--- WHAT THIS TASK INVOLVES ---
Copy every entry exactly.

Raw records
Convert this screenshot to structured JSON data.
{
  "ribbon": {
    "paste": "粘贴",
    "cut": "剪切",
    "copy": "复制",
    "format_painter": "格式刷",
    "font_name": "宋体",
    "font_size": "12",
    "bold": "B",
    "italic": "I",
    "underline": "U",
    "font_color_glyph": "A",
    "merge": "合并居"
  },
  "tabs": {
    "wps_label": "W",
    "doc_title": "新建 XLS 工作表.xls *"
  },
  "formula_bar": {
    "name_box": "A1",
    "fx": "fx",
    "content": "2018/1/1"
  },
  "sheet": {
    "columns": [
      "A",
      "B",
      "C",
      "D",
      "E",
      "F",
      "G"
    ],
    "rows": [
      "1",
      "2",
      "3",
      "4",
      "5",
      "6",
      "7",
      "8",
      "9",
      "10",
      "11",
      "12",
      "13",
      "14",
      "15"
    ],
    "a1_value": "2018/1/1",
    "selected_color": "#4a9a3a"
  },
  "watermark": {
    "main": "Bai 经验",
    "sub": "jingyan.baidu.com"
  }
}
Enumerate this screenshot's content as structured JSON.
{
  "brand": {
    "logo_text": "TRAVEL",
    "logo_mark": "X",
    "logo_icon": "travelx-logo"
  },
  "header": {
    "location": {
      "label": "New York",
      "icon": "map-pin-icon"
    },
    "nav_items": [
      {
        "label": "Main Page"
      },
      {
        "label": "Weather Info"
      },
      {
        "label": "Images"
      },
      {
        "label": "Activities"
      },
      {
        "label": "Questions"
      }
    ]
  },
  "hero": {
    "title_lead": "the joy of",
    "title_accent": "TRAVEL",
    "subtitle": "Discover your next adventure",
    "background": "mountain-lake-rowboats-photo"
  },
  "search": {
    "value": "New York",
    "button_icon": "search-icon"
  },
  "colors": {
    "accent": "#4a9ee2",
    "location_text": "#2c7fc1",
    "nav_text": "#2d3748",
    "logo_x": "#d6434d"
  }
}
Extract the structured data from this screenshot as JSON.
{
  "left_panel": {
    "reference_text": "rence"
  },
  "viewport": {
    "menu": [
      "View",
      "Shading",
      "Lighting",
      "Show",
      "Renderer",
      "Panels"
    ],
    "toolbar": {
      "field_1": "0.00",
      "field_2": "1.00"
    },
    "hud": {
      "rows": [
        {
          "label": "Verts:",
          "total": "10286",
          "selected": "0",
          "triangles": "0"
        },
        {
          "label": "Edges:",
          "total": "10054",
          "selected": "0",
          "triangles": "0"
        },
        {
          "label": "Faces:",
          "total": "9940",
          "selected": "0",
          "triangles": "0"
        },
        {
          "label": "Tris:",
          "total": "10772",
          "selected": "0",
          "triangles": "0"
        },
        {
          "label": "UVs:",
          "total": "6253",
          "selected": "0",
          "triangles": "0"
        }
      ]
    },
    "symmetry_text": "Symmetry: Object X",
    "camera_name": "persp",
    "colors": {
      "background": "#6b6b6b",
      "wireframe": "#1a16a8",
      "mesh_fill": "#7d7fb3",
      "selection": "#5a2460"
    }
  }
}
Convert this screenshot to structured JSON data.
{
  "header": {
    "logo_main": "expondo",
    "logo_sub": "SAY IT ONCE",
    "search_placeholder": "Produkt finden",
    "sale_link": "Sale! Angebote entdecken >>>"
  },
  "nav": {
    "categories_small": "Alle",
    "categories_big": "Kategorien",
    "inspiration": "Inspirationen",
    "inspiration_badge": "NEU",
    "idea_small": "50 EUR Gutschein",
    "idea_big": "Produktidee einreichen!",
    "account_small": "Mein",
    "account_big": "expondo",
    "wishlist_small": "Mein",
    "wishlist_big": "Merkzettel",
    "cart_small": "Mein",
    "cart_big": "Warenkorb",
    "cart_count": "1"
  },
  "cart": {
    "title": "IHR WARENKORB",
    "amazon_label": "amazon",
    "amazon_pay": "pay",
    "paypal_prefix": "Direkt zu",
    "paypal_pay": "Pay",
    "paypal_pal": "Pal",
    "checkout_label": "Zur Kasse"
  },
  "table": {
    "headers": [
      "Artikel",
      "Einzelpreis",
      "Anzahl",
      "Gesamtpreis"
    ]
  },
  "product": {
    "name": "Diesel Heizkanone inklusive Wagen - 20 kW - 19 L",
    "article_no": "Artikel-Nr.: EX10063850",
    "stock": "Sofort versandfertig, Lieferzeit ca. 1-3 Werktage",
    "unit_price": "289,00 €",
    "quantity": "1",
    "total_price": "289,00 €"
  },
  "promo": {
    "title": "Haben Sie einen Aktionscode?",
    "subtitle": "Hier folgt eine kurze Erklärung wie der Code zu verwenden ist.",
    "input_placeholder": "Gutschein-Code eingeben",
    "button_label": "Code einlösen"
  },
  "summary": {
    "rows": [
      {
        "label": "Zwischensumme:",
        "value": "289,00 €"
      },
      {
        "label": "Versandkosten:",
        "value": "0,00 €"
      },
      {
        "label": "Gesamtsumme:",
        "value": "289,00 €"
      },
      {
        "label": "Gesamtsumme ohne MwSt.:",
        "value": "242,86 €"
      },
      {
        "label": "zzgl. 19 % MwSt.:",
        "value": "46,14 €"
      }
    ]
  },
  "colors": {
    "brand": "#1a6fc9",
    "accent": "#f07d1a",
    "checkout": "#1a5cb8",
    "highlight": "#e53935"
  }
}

--- SOLUTION TO THIS EXERCISE ---
Convert this screenshot to structured JSON data.
{
  "ribbon": {
    "paste": "粘贴",
    "cut": "剪切",
    "copy": "复制",
    "format_painter": "格式刷",
    "font_name": "宋体",
    "font_size": "12",
    "bold": "B",
    "italic": "I",
    "underline": "U",
    "font_color_glyph": "A",
    "merge": "合并居"
  },
  "tabs": {
    "wps_label": "W",
    "doc_title": "新建 XLS 工作表.xls *"
  },
  "formula_bar": {
    "name_box": "A1",
    "fx": "fx",
    "content": "2018/1/1"
  },
  "sheet": {
    "columns": [
      "A",
      "B",
      "C",
      "D",
      "E",
      "F",
      "G"
    ],
    "rows": [
      "1",
      "2",
      "3",
      "4",
      "5",
      "6",
      "7",
      "8",
      "9",
      "10",
      "11",
      "12",
      "13",
      "14",
      "15"
    ],
    "a1_value": "2018/1/1",
    "selected_color": "#4a9a3a"
  },
  "watermark": {
    "main": "Bai 经验",
    "sub": "jingyan.baidu.com"
  }
}
Enumerate this screenshot's content as structured JSON.
{
  "brand": {
    "logo_text": "TRAVEL",
    "logo_mark": "X",
    "logo_icon": "travelx-logo"
  },
  "header": {
    "location": {
      "label": "New York",
      "icon": "map-pin-icon"
    },
    "nav_items": [
      {
        "label": "Main Page"
      },
      {
        "label": "Weather Info"
      },
      {
        "label": "Images"
      },
      {
        "label": "Activities"
      },
      {
        "label": "Questions"
      }
    ]
  },
  "hero": {
    "title_lead": "the joy of",
    "title_accent": "TRAVEL",
    "subtitle": "Discover your next adventure",
    "background": "mountain-lake-rowboats-photo"
  },
  "search": {
    "value": "New York",
    "button_icon": "search-icon"
  },
  "colors": {
    "accent": "#4a9ee2",
    "location_text": "#2c7fc1",
    "nav_text": "#2d3748",
    "logo_x": "#d6434d"
  }
}
Extract the structured data from this screenshot as JSON.
{
  "left_panel": {
    "reference_text": "rence"
  },
  "viewport": {
    "menu": [
      "View",
      "Shading",
      "Lighting",
      "Show",
      "Renderer",
      "Panels"
    ],
    "toolbar": {
      "field_1": "0.00",
      "field_2": "1.00"
    },
    "hud": {
      "rows": [
        {
          "label": "Verts:",
          "total": "10286",
          "selected": "0",
          "triangles": "0"
        },
        {
          "label": "Edges:",
          "total": "10054",
          "selected": "0",
          "triangles": "0"
        },
        {
          "label": "Faces:",
          "total": "9940",
          "selected": "0",
          "triangles": "0"
        },
        {
          "label": "Tris:",
          "total": "10772",
          "selected": "0",
          "triangles": "0"
        },
        {
          "label": "UVs:",
          "total": "6253",
          "selected": "0",
          "triangles": "0"
        }
      ]
    },
    "symmetry_text": "Symmetry: Object X",
    "camera_name": "persp",
    "colors": {
      "background": "#6b6b6b",
      "wireframe": "#1a16a8",
      "mesh_fill": "#7d7fb3",
      "selection": "#5a2460"
    }
  }
}
Convert this screenshot to structured JSON data.
{
  "header": {
    "logo_main": "expondo",
    "logo_sub": "SAY IT ONCE",
    "search_placeholder": "Produkt finden",
    "sale_link": "Sale! Angebote entdecken >>>"
  },
  "nav": {
    "categories_small": "Alle",
    "categories_big": "Kategorien",
    "inspiration": "Inspirationen",
    "inspiration_badge": "NEU",
    "idea_small": "50 EUR Gutschein",
    "idea_big": "Produktidee einreichen!",
    "account_small": "Mein",
    "account_big": "expondo",
    "wishlist_small": "Mein",
    "wishlist_big": "Merkzettel",
    "cart_small": "Mein",
    "cart_big": "Warenkorb",
    "cart_count": "1"
  },
  "cart": {
    "title": "IHR WARENKORB",
    "amazon_label": "amazon",
    "amazon_pay": "pay",
    "paypal_prefix": "Direkt zu",
    "paypal_pay": "Pay",
    "paypal_pal": "Pal",
    "checkout_label": "Zur Kasse"
  },
  "table": {
    "headers": [
      "Artikel",
      "Einzelpreis",
      "Anzahl",
      "Gesamtpreis"
    ]
  },
  "product": {
    "name": "Diesel Heizkanone inklusive Wagen - 20 kW - 19 L",
    "article_no": "Artikel-Nr.: EX10063850",
    "stock": "Sofort versandfertig, Lieferzeit ca. 1-3 Werktage",
    "unit_price": "289,00 €",
    "quantity": "1",
    "total_price": "289,00 €"
  },
  "promo": {
    "title": "Haben Sie einen Aktionscode?",
    "subtitle": "Hier folgt eine kurze Erklärung wie der Code zu verwenden ist.",
    "input_placeholder": "Gutschein-Code eingeben",
    "button_label": "Code einlösen"
  },
  "summary": {
    "rows": [
      {
        "label": "Zwischensumme:",
        "value": "289,00 €"
      },
      {
        "label": "Versandkosten:",
        "value": "0,00 €"
      },
      {
        "label": "Gesamtsumme:",
        "value": "289,00 €"
      },
      {
        "label": "Gesamtsumme ohne MwSt.:",
        "value": "242,86 €"
      },
      {
        "label": "zzgl. 19 % MwSt.:",
        "value": "46,14 €"
      }
    ]
  },
  "colors": {
    "brand": "#1a6fc9",
    "accent": "#f07d1a",
    "checkout": "#1a5cb8",
    "highlight": "#e53935"
  }
}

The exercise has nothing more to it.